→ **What is needed**
Check each line of the material below, and copy it if it holds the string "населения".

→ **Source data**
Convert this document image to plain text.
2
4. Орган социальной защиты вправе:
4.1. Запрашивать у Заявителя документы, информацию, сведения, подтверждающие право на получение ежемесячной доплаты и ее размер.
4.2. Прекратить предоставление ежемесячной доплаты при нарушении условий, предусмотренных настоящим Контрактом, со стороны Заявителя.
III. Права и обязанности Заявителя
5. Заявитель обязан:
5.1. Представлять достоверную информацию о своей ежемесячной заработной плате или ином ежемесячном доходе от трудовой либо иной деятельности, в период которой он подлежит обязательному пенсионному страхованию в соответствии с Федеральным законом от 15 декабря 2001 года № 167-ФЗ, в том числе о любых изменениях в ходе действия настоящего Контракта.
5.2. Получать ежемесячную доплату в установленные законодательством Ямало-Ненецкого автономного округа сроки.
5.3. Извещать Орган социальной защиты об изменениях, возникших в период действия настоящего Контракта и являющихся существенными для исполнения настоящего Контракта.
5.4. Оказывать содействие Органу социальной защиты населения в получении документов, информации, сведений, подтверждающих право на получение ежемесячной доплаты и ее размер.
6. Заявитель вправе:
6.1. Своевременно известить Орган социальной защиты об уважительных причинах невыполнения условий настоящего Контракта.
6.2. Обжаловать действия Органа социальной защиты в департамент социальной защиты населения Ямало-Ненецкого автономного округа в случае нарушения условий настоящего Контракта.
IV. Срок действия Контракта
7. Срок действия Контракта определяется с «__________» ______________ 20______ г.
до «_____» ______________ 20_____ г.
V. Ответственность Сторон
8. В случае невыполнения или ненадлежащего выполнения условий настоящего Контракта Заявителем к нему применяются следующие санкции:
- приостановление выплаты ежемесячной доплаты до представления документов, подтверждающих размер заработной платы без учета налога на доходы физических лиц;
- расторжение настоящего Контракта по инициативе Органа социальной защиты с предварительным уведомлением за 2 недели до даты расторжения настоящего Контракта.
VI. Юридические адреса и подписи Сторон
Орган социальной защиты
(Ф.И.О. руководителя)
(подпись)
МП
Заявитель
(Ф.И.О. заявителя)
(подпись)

→ **Task result**
5.4. Оказывать содействие Органу социальной защиты населения в получении документов, информации, сведений, подтверждающих право на получение ежемесячной доплаты и ее размер.
6.2. Обжаловать действия Органа социальной защиты в департамент социальной защиты населения Ямало-Ненецкого автономного округа в случае нарушения условий настоящего Контракта.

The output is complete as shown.